[begin Input material]

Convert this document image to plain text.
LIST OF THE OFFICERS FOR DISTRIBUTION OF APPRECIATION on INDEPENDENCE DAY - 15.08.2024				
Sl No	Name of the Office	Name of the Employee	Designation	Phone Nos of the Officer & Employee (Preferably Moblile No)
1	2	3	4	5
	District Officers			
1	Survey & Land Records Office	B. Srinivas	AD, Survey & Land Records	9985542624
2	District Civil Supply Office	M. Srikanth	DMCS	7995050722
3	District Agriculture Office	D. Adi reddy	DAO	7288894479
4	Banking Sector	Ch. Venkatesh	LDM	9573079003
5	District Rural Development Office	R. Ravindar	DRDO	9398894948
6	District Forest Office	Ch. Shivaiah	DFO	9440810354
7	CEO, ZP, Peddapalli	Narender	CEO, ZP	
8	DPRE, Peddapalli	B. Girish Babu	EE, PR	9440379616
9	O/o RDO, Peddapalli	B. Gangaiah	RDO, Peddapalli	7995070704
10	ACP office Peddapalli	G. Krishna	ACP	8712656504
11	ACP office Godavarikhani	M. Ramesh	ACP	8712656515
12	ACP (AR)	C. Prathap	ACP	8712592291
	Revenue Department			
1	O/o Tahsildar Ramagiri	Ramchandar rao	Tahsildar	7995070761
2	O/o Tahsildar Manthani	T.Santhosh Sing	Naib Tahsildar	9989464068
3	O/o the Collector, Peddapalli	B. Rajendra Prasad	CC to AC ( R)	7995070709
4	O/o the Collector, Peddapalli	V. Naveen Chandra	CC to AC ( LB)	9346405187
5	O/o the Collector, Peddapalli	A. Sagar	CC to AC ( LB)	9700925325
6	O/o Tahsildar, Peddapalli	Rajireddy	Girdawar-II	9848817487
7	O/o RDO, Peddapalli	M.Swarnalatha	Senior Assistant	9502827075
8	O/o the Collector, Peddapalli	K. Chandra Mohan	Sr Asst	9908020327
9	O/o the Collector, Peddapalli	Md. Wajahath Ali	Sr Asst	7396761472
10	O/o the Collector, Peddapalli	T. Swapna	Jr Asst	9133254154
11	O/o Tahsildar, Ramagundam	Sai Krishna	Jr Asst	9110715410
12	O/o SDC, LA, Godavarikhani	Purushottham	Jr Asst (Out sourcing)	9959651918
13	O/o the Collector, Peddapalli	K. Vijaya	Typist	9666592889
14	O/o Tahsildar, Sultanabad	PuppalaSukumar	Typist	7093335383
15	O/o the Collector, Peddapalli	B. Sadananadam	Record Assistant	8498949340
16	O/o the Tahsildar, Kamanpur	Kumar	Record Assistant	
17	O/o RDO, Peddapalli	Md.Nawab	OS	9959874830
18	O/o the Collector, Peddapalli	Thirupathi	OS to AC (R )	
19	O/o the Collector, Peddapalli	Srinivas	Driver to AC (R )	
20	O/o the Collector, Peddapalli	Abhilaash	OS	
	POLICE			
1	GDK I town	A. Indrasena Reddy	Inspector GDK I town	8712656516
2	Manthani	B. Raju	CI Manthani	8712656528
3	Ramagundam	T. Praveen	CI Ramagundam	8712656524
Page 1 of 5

[end Input material]

→ Your goal
Provide all the records again, word for word.

→ Complete output
Convert this document image to plain text.
LIST OF THE OFFICERS FOR DISTRIBUTION OF APPRECIATION on INDEPENDENCE DAY - 15.08.2024				
Sl No	Name of the Office	Name of the Employee	Designation	Phone Nos of the Officer & Employee (Preferably Moblile No)
1	2	3	4	5
	District Officers			
1	Survey & Land Records Office	B. Srinivas	AD, Survey & Land Records	9985542624
2	District Civil Supply Office	M. Srikanth	DMCS	7995050722
3	District Agriculture Office	D. Adi reddy	DAO	7288894479
4	Banking Sector	Ch. Venkatesh	LDM	9573079003
5	District Rural Development Office	R. Ravindar	DRDO	9398894948
6	District Forest Office	Ch. Shivaiah	DFO	9440810354
7	CEO, ZP, Peddapalli	Narender	CEO, ZP	
8	DPRE, Peddapalli	B. Girish Babu	EE, PR	9440379616
9	O/o RDO, Peddapalli	B. Gangaiah	RDO, Peddapalli	7995070704
10	ACP office Peddapalli	G. Krishna	ACP	8712656504
11	ACP office Godavarikhani	M. Ramesh	ACP	8712656515
12	ACP (AR)	C. Prathap	ACP	8712592291
	Revenue Department			
1	O/o Tahsildar Ramagiri	Ramchandar rao	Tahsildar	7995070761
2	O/o Tahsildar Manthani	T.Santhosh Sing	Naib Tahsildar	9989464068
3	O/o the Collector, Peddapalli	B. Rajendra Prasad	CC to AC ( R)	7995070709
4	O/o the Collector, Peddapalli	V. Naveen Chandra	CC to AC ( LB)	9346405187
5	O/o the Collector, Peddapalli	A. Sagar	CC to AC ( LB)	9700925325
6	O/o Tahsildar, Peddapalli	Rajireddy	Girdawar-II	9848817487
7	O/o RDO, Peddapalli	M.Swarnalatha	Senior Assistant	9502827075
8	O/o the Collector, Peddapalli	K. Chandra Mohan	Sr Asst	9908020327
9	O/o the Collector, Peddapalli	Md. Wajahath Ali	Sr Asst	7396761472
10	O/o the Collector, Peddapalli	T. Swapna	Jr Asst	9133254154
11	O/o Tahsildar, Ramagundam	Sai Krishna	Jr Asst	9110715410
12	O/o SDC, LA, Godavarikhani	Purushottham	Jr Asst (Out sourcing)	9959651918
13	O/o the Collector, Peddapalli	K. Vijaya	Typist	9666592889
14	O/o Tahsildar, Sultanabad	PuppalaSukumar	Typist	7093335383
15	O/o the Collector, Peddapalli	B. Sadananadam	Record Assistant	8498949340
16	O/o the Tahsildar, Kamanpur	Kumar	Record Assistant	
17	O/o RDO, Peddapalli	Md.Nawab	OS	9959874830
18	O/o the Collector, Peddapalli	Thirupathi	OS to AC (R )	
19	O/o the Collector, Peddapalli	Srinivas	Driver to AC (R )	
20	O/o the Collector, Peddapalli	Abhilaash	OS	
	POLICE			
1	GDK I town	A. Indrasena Reddy	Inspector GDK I town	8712656516
2	Manthani	B. Raju	CI Manthani	8712656528
3	Ramagundam	T. Praveen	CI Ramagundam	8712656524
Page 1 of 5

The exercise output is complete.